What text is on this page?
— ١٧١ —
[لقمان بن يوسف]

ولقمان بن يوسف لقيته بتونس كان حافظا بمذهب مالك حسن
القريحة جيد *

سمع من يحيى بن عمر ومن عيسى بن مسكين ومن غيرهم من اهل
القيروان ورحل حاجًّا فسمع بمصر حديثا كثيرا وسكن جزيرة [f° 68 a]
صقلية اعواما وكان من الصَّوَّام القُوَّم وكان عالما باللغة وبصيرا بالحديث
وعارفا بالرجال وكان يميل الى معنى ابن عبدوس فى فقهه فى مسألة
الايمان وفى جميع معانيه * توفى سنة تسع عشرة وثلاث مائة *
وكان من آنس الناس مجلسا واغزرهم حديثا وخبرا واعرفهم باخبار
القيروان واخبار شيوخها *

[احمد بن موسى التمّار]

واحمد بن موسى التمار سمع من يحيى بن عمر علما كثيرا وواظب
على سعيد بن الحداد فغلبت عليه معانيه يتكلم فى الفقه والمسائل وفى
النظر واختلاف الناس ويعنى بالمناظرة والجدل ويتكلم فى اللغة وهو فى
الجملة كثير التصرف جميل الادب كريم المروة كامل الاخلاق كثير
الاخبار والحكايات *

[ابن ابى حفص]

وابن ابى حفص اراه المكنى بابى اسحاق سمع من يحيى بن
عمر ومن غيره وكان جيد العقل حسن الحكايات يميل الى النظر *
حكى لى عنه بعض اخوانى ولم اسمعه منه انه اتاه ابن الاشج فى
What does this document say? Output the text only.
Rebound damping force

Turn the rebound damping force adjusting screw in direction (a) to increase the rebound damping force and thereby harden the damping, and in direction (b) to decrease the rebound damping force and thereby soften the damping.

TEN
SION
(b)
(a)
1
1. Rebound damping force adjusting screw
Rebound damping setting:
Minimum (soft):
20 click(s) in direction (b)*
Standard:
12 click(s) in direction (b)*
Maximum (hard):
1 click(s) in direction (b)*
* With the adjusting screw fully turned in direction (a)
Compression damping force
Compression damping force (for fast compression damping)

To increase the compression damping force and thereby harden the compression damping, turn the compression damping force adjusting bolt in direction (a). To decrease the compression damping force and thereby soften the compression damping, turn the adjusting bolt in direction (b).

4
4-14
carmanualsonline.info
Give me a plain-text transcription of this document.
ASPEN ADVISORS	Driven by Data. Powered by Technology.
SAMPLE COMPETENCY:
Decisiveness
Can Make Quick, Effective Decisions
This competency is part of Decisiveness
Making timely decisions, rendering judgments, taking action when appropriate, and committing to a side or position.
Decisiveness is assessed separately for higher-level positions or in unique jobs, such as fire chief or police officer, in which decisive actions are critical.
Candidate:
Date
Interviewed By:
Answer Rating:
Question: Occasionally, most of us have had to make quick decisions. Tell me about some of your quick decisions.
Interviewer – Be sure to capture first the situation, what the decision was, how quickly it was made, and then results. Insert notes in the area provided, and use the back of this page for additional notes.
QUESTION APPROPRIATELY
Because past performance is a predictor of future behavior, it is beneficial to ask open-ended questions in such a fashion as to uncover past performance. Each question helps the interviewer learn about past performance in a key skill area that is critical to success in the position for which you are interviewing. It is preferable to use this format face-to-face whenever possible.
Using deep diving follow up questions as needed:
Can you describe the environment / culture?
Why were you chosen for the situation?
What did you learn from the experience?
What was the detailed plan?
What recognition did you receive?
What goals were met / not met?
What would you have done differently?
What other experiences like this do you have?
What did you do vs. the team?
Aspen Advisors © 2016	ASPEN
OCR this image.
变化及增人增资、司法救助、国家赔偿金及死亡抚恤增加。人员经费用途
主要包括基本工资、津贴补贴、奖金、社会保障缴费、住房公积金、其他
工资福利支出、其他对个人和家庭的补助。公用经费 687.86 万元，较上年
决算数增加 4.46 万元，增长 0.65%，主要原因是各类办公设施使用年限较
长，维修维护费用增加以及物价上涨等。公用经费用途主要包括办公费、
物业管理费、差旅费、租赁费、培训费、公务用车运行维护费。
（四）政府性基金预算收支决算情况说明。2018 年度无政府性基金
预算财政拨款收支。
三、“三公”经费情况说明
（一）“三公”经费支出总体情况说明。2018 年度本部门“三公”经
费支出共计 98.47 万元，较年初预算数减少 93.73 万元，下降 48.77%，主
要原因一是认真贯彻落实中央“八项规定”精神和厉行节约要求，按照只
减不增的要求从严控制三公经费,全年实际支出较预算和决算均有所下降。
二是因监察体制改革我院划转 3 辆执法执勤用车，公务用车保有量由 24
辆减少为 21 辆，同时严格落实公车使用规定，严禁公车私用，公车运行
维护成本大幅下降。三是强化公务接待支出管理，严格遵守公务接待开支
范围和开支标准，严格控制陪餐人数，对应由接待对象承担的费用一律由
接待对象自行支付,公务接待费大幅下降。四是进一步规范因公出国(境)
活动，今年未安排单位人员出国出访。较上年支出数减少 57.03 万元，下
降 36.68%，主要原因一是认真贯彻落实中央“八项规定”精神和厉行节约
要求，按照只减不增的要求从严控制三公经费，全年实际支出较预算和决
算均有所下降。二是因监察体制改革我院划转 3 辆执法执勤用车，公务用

OBJECTIVE: Nothing should be left out: return all of the records exactly.

FINAL ANSWER:
What text is on this page?
— ١٧١ —
[لقمان بن يوسف]

ولقمان بن يوسف لقيته بتونس كان حافظا بمذهب مالك حسن
القريحة جيد *

سمع من يحيى بن عمر ومن عيسى بن مسكين ومن غيرهم من اهل
القيروان ورحل حاجًّا فسمع بمصر حديثا كثيرا وسكن جزيرة [f° 68 a]
صقلية اعواما وكان من الصَّوَّام القُوَّم وكان عالما باللغة وبصيرا بالحديث
وعارفا بالرجال وكان يميل الى معنى ابن عبدوس فى فقهه فى مسألة
الايمان وفى جميع معانيه * توفى سنة تسع عشرة وثلاث مائة *
وكان من آنس الناس مجلسا واغزرهم حديثا وخبرا واعرفهم باخبار
القيروان واخبار شيوخها *

[احمد بن موسى التمّار]

واحمد بن موسى التمار سمع من يحيى بن عمر علما كثيرا وواظب
على سعيد بن الحداد فغلبت عليه معانيه يتكلم فى الفقه والمسائل وفى
النظر واختلاف الناس ويعنى بالمناظرة والجدل ويتكلم فى اللغة وهو فى
الجملة كثير التصرف جميل الادب كريم المروة كامل الاخلاق كثير
الاخبار والحكايات *

[ابن ابى حفص]

وابن ابى حفص اراه المكنى بابى اسحاق سمع من يحيى بن
عمر ومن غيره وكان جيد العقل حسن الحكايات يميل الى النظر *
حكى لى عنه بعض اخوانى ولم اسمعه منه انه اتاه ابن الاشج فى
What does this document say? Output the text only.
Rebound damping force

Turn the rebound damping force adjusting screw in direction (a) to increase the rebound damping force and thereby harden the damping, and in direction (b) to decrease the rebound damping force and thereby soften the damping.

TEN
SION
(b)
(a)
1
1. Rebound damping force adjusting screw
Rebound damping setting:
Minimum (soft):
20 click(s) in direction (b)*
Standard:
12 click(s) in direction (b)*
Maximum (hard):
1 click(s) in direction (b)*
* With the adjusting screw fully turned in direction (a)
Compression damping force
Compression damping force (for fast compression damping)

To increase the compression damping force and thereby harden the compression damping, turn the compression damping force adjusting bolt in direction (a). To decrease the compression damping force and thereby soften the compression damping, turn the adjusting bolt in direction (b).

4
4-14
carmanualsonline.info
Give me a plain-text transcription of this document.
ASPEN ADVISORS	Driven by Data. Powered by Technology.
SAMPLE COMPETENCY:
Decisiveness
Can Make Quick, Effective Decisions
This competency is part of Decisiveness
Making timely decisions, rendering judgments, taking action when appropriate, and committing to a side or position.
Decisiveness is assessed separately for higher-level positions or in unique jobs, such as fire chief or police officer, in which decisive actions are critical.
Candidate:
Date
Interviewed By:
Answer Rating:
Question: Occasionally, most of us have had to make quick decisions. Tell me about some of your quick decisions.
Interviewer – Be sure to capture first the situation, what the decision was, how quickly it was made, and then results. Insert notes in the area provided, and use the back of this page for additional notes.
QUESTION APPROPRIATELY
Because past performance is a predictor of future behavior, it is beneficial to ask open-ended questions in such a fashion as to uncover past performance. Each question helps the interviewer learn about past performance in a key skill area that is critical to success in the position for which you are interviewing. It is preferable to use this format face-to-face whenever possible.
Using deep diving follow up questions as needed:
Can you describe the environment / culture?
Why were you chosen for the situation?
What did you learn from the experience?
What was the detailed plan?
What recognition did you receive?
What goals were met / not met?
What would you have done differently?
What other experiences like this do you have?
What did you do vs. the team?
Aspen Advisors © 2016	ASPEN
OCR this image.
变化及增人增资、司法救助、国家赔偿金及死亡抚恤增加。人员经费用途
主要包括基本工资、津贴补贴、奖金、社会保障缴费、住房公积金、其他
工资福利支出、其他对个人和家庭的补助。公用经费 687.86 万元，较上年
决算数增加 4.46 万元，增长 0.65%，主要原因是各类办公设施使用年限较
长，维修维护费用增加以及物价上涨等。公用经费用途主要包括办公费、
物业管理费、差旅费、租赁费、培训费、公务用车运行维护费。
（四）政府性基金预算收支决算情况说明。2018 年度无政府性基金
预算财政拨款收支。
三、“三公”经费情况说明
（一）“三公”经费支出总体情况说明。2018 年度本部门“三公”经
费支出共计 98.47 万元，较年初预算数减少 93.73 万元，下降 48.77%，主
要原因一是认真贯彻落实中央“八项规定”精神和厉行节约要求，按照只
减不增的要求从严控制三公经费,全年实际支出较预算和决算均有所下降。
二是因监察体制改革我院划转 3 辆执法执勤用车，公务用车保有量由 24
辆减少为 21 辆，同时严格落实公车使用规定，严禁公车私用，公车运行
维护成本大幅下降。三是强化公务接待支出管理，严格遵守公务接待开支
范围和开支标准，严格控制陪餐人数，对应由接待对象承担的费用一律由
接待对象自行支付,公务接待费大幅下降。四是进一步规范因公出国(境)
活动，今年未安排单位人员出国出访。较上年支出数减少 57.03 万元，下
降 36.68%，主要原因一是认真贯彻落实中央“八项规定”精神和厉行节约
要求，按照只减不增的要求从严控制三公经费，全年实际支出较预算和决
算均有所下降。二是因监察体制改革我院划转 3 辆执法执勤用车，公务用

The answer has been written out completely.